*** Block opens ***

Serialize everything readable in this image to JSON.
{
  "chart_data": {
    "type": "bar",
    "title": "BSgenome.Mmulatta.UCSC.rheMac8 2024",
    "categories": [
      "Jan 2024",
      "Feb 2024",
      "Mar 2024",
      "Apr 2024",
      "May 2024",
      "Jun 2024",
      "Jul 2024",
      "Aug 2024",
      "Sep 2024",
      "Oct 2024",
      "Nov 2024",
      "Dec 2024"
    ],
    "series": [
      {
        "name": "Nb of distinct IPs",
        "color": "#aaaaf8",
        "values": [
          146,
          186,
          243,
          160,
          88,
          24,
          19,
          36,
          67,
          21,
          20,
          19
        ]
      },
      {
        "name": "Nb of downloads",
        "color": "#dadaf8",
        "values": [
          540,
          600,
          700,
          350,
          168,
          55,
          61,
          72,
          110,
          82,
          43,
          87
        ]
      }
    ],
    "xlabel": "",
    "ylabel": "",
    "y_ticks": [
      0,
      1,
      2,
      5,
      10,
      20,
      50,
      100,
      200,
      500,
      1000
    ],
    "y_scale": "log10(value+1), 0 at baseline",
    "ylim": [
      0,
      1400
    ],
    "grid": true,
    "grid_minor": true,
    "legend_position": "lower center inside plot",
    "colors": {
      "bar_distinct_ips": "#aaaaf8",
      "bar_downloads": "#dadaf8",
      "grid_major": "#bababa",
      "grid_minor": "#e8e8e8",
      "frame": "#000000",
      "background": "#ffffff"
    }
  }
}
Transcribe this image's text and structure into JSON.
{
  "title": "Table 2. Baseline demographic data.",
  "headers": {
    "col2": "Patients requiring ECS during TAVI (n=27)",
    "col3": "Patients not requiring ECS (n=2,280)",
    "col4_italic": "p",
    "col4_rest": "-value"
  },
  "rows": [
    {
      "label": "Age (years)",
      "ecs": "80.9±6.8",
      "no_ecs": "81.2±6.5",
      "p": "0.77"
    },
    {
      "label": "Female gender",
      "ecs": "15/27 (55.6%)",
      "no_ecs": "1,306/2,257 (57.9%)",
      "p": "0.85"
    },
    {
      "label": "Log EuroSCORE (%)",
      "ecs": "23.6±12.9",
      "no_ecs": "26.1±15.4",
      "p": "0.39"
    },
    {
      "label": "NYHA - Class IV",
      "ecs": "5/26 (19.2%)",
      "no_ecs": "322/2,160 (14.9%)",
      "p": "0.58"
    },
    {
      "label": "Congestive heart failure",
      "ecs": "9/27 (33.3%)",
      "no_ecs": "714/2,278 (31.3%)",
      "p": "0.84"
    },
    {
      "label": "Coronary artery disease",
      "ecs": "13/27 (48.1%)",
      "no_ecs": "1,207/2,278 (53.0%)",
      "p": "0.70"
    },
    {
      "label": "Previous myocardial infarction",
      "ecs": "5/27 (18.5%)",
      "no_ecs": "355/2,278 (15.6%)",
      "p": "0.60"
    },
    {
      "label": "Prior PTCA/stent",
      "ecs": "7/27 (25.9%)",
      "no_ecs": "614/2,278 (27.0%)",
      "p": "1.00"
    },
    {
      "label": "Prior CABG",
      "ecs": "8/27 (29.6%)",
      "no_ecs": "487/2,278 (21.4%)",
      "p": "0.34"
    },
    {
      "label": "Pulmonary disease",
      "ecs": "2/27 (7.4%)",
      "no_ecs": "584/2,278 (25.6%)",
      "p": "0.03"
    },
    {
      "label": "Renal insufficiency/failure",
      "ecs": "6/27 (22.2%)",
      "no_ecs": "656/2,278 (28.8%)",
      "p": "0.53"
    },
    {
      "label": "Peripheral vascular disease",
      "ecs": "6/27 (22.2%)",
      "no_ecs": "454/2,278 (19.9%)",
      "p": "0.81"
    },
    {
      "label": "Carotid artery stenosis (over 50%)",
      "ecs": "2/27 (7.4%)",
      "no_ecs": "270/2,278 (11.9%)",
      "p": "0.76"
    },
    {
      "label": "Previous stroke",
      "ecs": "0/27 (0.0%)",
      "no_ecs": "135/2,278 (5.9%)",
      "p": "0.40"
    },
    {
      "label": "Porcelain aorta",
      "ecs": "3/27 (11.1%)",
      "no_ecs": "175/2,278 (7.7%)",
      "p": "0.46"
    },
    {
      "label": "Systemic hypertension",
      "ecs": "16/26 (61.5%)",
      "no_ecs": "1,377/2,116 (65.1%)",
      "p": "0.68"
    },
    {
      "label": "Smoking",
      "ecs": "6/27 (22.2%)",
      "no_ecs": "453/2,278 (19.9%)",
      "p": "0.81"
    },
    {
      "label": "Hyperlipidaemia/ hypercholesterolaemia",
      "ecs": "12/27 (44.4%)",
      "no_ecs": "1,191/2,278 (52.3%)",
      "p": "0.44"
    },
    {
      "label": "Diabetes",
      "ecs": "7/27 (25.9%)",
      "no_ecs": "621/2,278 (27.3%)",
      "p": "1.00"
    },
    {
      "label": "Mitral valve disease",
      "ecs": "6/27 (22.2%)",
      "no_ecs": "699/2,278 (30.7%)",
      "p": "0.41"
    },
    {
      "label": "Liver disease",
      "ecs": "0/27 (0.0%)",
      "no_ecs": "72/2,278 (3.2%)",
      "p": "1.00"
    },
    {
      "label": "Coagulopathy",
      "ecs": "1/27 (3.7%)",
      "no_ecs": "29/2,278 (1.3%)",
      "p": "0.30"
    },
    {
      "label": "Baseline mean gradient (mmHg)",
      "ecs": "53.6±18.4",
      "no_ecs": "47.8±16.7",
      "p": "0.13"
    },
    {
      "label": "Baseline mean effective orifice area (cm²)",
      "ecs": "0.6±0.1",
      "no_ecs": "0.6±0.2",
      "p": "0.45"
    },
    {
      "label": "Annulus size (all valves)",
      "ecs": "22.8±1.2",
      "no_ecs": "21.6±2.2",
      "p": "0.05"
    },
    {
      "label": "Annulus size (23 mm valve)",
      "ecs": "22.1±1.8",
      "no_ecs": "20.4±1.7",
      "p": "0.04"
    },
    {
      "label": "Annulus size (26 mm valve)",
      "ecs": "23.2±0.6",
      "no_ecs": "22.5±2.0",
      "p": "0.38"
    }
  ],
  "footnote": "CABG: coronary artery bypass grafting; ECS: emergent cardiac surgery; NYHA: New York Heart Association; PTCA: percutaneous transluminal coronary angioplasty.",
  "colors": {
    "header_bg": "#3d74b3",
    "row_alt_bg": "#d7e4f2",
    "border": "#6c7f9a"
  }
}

*** Block closes ***

## [The task]
Every entry must appear in the answer, reproduced exactly.

## [Your solution]
Serialize everything readable in this image to JSON.
{
  "chart_data": {
    "type": "bar",
    "title": "BSgenome.Mmulatta.UCSC.rheMac8 2024",
    "categories": [
      "Jan 2024",
      "Feb 2024",
      "Mar 2024",
      "Apr 2024",
      "May 2024",
      "Jun 2024",
      "Jul 2024",
      "Aug 2024",
      "Sep 2024",
      "Oct 2024",
      "Nov 2024",
      "Dec 2024"
    ],
    "series": [
      {
        "name": "Nb of distinct IPs",
        "color": "#aaaaf8",
        "values": [
          146,
          186,
          243,
          160,
          88,
          24,
          19,
          36,
          67,
          21,
          20,
          19
        ]
      },
      {
        "name": "Nb of downloads",
        "color": "#dadaf8",
        "values": [
          540,
          600,
          700,
          350,
          168,
          55,
          61,
          72,
          110,
          82,
          43,
          87
        ]
      }
    ],
    "xlabel": "",
    "ylabel": "",
    "y_ticks": [
      0,
      1,
      2,
      5,
      10,
      20,
      50,
      100,
      200,
      500,
      1000
    ],
    "y_scale": "log10(value+1), 0 at baseline",
    "ylim": [
      0,
      1400
    ],
    "grid": true,
    "grid_minor": true,
    "legend_position": "lower center inside plot",
    "colors": {
      "bar_distinct_ips": "#aaaaf8",
      "bar_downloads": "#dadaf8",
      "grid_major": "#bababa",
      "grid_minor": "#e8e8e8",
      "frame": "#000000",
      "background": "#ffffff"
    }
  }
}
Transcribe this image's text and structure into JSON.
{
  "title": "Table 2. Baseline demographic data.",
  "headers": {
    "col2": "Patients requiring ECS during TAVI (n=27)",
    "col3": "Patients not requiring ECS (n=2,280)",
    "col4_italic": "p",
    "col4_rest": "-value"
  },
  "rows": [
    {
      "label": "Age (years)",
      "ecs": "80.9±6.8",
      "no_ecs": "81.2±6.5",
      "p": "0.77"
    },
    {
      "label": "Female gender",
      "ecs": "15/27 (55.6%)",
      "no_ecs": "1,306/2,257 (57.9%)",
      "p": "0.85"
    },
    {
      "label": "Log EuroSCORE (%)",
      "ecs": "23.6±12.9",
      "no_ecs": "26.1±15.4",
      "p": "0.39"
    },
    {
      "label": "NYHA - Class IV",
      "ecs": "5/26 (19.2%)",
      "no_ecs": "322/2,160 (14.9%)",
      "p": "0.58"
    },
    {
      "label": "Congestive heart failure",
      "ecs": "9/27 (33.3%)",
      "no_ecs": "714/2,278 (31.3%)",
      "p": "0.84"
    },
    {
      "label": "Coronary artery disease",
      "ecs": "13/27 (48.1%)",
      "no_ecs": "1,207/2,278 (53.0%)",
      "p": "0.70"
    },
    {
      "label": "Previous myocardial infarction",
      "ecs": "5/27 (18.5%)",
      "no_ecs": "355/2,278 (15.6%)",
      "p": "0.60"
    },
    {
      "label": "Prior PTCA/stent",
      "ecs": "7/27 (25.9%)",
      "no_ecs": "614/2,278 (27.0%)",
      "p": "1.00"
    },
    {
      "label": "Prior CABG",
      "ecs": "8/27 (29.6%)",
      "no_ecs": "487/2,278 (21.4%)",
      "p": "0.34"
    },
    {
      "label": "Pulmonary disease",
      "ecs": "2/27 (7.4%)",
      "no_ecs": "584/2,278 (25.6%)",
      "p": "0.03"
    },
    {
      "label": "Renal insufficiency/failure",
      "ecs": "6/27 (22.2%)",
      "no_ecs": "656/2,278 (28.8%)",
      "p": "0.53"
    },
    {
      "label": "Peripheral vascular disease",
      "ecs": "6/27 (22.2%)",
      "no_ecs": "454/2,278 (19.9%)",
      "p": "0.81"
    },
    {
      "label": "Carotid artery stenosis (over 50%)",
      "ecs": "2/27 (7.4%)",
      "no_ecs": "270/2,278 (11.9%)",
      "p": "0.76"
    },
    {
      "label": "Previous stroke",
      "ecs": "0/27 (0.0%)",
      "no_ecs": "135/2,278 (5.9%)",
      "p": "0.40"
    },
    {
      "label": "Porcelain aorta",
      "ecs": "3/27 (11.1%)",
      "no_ecs": "175/2,278 (7.7%)",
      "p": "0.46"
    },
    {
      "label": "Systemic hypertension",
      "ecs": "16/26 (61.5%)",
      "no_ecs": "1,377/2,116 (65.1%)",
      "p": "0.68"
    },
    {
      "label": "Smoking",
      "ecs": "6/27 (22.2%)",
      "no_ecs": "453/2,278 (19.9%)",
      "p": "0.81"
    },
    {
      "label": "Hyperlipidaemia/ hypercholesterolaemia",
      "ecs": "12/27 (44.4%)",
      "no_ecs": "1,191/2,278 (52.3%)",
      "p": "0.44"
    },
    {
      "label": "Diabetes",
      "ecs": "7/27 (25.9%)",
      "no_ecs": "621/2,278 (27.3%)",
      "p": "1.00"
    },
    {
      "label": "Mitral valve disease",
      "ecs": "6/27 (22.2%)",
      "no_ecs": "699/2,278 (30.7%)",
      "p": "0.41"
    },
    {
      "label": "Liver disease",
      "ecs": "0/27 (0.0%)",
      "no_ecs": "72/2,278 (3.2%)",
      "p": "1.00"
    },
    {
      "label": "Coagulopathy",
      "ecs": "1/27 (3.7%)",
      "no_ecs": "29/2,278 (1.3%)",
      "p": "0.30"
    },
    {
      "label": "Baseline mean gradient (mmHg)",
      "ecs": "53.6±18.4",
      "no_ecs": "47.8±16.7",
      "p": "0.13"
    },
    {
      "label": "Baseline mean effective orifice area (cm²)",
      "ecs": "0.6±0.1",
      "no_ecs": "0.6±0.2",
      "p": "0.45"
    },
    {
      "label": "Annulus size (all valves)",
      "ecs": "22.8±1.2",
      "no_ecs": "21.6±2.2",
      "p": "0.05"
    },
    {
      "label": "Annulus size (23 mm valve)",
      "ecs": "22.1±1.8",
      "no_ecs": "20.4±1.7",
      "p": "0.04"
    },
    {
      "label": "Annulus size (26 mm valve)",
      "ecs": "23.2±0.6",
      "no_ecs": "22.5±2.0",
      "p": "0.38"
    }
  ],
  "footnote": "CABG: coronary artery bypass grafting; ECS: emergent cardiac surgery; NYHA: New York Heart Association; PTCA: percutaneous transluminal coronary angioplasty.",
  "colors": {
    "header_bg": "#3d74b3",
    "row_alt_bg": "#d7e4f2",
    "border": "#6c7f9a"
  }
}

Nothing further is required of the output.